▶

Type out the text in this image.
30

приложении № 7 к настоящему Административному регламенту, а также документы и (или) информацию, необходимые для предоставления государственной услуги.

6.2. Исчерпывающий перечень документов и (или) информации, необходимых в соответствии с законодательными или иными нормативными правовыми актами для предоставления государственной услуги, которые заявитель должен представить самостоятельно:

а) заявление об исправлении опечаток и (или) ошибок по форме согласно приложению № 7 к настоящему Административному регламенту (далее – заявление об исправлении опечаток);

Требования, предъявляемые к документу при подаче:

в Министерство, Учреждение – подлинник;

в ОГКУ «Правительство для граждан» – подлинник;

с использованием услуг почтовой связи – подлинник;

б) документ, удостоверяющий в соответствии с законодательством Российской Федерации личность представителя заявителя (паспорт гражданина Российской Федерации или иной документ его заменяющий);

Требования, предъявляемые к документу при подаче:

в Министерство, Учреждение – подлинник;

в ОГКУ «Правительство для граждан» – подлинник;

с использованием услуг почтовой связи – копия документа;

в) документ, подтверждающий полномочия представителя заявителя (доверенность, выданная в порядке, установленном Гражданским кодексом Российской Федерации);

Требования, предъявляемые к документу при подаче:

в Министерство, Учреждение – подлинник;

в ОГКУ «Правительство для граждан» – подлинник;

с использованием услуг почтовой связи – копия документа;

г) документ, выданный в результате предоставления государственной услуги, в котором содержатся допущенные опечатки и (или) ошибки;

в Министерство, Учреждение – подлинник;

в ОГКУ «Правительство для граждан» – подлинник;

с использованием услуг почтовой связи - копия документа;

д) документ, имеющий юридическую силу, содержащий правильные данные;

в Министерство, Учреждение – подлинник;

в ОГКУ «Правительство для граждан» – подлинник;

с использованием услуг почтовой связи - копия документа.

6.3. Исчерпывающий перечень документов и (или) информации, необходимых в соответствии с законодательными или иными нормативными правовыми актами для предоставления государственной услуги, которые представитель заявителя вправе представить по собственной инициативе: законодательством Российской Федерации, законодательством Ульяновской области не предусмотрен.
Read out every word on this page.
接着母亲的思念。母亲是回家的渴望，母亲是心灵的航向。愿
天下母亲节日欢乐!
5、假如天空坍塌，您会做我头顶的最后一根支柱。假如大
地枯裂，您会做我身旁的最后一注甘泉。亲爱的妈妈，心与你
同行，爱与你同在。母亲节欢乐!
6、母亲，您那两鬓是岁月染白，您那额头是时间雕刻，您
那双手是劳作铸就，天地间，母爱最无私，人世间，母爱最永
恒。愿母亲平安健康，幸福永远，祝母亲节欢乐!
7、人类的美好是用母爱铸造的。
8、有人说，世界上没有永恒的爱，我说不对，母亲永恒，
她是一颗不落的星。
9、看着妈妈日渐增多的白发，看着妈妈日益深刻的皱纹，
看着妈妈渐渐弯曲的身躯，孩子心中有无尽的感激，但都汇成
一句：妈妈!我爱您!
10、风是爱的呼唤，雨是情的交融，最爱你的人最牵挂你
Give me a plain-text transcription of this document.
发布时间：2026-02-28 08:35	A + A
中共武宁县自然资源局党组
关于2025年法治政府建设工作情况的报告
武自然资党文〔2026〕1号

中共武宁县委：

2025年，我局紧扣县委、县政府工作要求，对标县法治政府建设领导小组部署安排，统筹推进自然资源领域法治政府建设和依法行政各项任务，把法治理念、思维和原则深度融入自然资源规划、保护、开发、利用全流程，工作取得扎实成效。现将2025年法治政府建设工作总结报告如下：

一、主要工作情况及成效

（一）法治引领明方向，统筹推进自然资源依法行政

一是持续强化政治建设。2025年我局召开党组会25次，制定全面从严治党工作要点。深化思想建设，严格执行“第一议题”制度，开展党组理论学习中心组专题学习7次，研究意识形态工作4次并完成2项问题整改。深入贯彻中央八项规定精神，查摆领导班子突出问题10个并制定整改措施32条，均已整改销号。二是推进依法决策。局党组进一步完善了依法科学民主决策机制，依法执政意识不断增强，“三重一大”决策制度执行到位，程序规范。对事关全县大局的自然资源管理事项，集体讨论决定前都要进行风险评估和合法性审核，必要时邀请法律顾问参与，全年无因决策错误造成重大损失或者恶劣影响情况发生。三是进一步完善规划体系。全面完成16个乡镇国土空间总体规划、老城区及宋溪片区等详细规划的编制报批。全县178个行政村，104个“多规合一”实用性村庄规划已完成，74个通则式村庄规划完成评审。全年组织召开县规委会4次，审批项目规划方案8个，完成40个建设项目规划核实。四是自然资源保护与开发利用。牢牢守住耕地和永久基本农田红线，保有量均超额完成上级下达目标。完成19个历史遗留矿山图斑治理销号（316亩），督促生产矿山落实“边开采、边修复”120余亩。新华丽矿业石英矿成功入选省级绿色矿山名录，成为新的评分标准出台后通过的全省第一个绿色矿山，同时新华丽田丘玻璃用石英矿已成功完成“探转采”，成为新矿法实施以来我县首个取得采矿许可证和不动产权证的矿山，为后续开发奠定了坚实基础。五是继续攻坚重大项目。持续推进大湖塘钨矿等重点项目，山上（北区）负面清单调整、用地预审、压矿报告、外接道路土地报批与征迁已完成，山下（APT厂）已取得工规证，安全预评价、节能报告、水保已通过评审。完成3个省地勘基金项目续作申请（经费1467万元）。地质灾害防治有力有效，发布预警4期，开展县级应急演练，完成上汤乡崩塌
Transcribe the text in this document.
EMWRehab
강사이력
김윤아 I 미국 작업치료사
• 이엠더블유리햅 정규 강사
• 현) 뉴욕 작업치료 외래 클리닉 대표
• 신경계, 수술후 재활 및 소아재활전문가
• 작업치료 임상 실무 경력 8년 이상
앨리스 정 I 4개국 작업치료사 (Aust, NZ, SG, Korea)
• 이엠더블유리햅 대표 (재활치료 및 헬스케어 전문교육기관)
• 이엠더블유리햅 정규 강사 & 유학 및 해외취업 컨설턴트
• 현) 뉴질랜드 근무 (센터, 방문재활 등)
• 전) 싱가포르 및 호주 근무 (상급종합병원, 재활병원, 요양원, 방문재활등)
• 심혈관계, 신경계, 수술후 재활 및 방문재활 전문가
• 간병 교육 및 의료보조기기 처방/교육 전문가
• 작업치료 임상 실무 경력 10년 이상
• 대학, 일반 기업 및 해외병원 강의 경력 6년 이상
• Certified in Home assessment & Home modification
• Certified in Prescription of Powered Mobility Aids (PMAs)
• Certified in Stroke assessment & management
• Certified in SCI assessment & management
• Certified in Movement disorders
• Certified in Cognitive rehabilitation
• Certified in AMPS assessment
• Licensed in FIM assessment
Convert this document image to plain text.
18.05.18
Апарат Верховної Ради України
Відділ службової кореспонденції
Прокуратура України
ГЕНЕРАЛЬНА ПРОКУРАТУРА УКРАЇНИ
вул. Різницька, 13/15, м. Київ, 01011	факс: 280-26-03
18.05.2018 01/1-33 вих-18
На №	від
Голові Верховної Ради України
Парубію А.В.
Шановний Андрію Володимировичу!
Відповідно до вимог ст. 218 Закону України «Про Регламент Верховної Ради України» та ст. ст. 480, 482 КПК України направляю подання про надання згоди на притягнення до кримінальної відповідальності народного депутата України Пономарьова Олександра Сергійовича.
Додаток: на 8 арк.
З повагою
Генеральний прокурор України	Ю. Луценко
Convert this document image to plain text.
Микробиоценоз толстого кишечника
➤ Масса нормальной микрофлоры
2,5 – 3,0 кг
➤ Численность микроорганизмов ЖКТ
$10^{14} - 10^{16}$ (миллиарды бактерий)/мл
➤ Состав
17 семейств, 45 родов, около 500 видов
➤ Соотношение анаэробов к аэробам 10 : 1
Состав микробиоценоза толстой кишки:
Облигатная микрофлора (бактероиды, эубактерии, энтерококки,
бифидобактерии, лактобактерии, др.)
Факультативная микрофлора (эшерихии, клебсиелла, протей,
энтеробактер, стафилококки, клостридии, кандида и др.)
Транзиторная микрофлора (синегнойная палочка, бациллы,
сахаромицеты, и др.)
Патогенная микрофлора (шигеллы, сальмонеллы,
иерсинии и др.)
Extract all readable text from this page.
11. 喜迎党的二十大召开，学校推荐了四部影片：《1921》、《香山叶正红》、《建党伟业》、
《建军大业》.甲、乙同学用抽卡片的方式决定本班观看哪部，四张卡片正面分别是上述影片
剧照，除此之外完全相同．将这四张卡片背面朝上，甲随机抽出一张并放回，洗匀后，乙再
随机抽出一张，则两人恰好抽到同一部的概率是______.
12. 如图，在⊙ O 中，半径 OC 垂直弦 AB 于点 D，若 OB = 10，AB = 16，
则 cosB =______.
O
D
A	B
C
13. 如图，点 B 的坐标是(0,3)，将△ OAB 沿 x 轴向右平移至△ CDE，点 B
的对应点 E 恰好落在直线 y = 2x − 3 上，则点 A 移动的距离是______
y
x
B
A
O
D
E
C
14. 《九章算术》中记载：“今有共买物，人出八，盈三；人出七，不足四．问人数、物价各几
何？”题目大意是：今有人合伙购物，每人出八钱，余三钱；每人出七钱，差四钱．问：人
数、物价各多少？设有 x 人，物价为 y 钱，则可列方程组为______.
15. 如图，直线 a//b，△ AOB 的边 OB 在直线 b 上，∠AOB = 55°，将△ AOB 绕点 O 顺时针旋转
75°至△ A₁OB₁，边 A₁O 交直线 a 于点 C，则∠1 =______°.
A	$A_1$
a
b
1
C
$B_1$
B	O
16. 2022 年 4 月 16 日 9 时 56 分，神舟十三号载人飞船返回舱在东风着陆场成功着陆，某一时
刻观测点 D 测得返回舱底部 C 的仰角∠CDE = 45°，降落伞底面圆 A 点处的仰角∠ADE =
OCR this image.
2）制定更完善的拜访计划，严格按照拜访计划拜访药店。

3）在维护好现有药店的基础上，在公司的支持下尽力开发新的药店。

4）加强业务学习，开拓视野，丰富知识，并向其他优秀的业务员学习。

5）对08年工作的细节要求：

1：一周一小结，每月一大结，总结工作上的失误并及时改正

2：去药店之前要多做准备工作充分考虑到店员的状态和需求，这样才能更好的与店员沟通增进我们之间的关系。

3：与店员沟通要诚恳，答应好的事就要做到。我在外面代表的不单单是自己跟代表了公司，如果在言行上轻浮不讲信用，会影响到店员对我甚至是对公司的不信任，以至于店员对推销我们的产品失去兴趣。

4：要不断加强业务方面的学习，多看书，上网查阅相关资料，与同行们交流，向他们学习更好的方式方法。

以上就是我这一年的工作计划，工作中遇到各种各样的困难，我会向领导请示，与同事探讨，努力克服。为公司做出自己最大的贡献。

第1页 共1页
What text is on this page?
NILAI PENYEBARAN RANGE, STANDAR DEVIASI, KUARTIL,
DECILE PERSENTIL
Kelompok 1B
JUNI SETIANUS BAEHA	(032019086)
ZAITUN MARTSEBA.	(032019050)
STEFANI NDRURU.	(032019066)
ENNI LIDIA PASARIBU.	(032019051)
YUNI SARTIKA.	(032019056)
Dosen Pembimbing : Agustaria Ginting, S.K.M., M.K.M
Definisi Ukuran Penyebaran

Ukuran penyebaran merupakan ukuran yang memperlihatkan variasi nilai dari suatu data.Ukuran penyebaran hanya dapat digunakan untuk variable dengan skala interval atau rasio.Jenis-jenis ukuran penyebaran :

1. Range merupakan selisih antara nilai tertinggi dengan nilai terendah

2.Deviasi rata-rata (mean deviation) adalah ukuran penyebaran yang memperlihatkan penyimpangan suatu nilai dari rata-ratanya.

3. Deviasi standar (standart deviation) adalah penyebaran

◀

■ Task brief:
Which lines of the data include "соответствии"? Copy each of them.

■ Answer to this task:
6.2. Исчерпывающий перечень документов и (или) информации, необходимых в соответствии с законодательными или иными нормативными правовыми актами для предоставления государственной услуги, которые заявитель должен представить самостоятельно:
б) документ, удостоверяющий в соответствии с законодательством Российской Федерации личность представителя заявителя (паспорт гражданина Российской Федерации или иной документ его заменяющий);
6.3. Исчерпывающий перечень документов и (или) информации, необходимых в соответствии с законодательными или иными нормативными правовыми актами для предоставления государственной услуги, которые представитель заявителя вправе представить по собственной инициативе: законодательством Российской Федерации, законодательством Ульяновской области не предусмотрен.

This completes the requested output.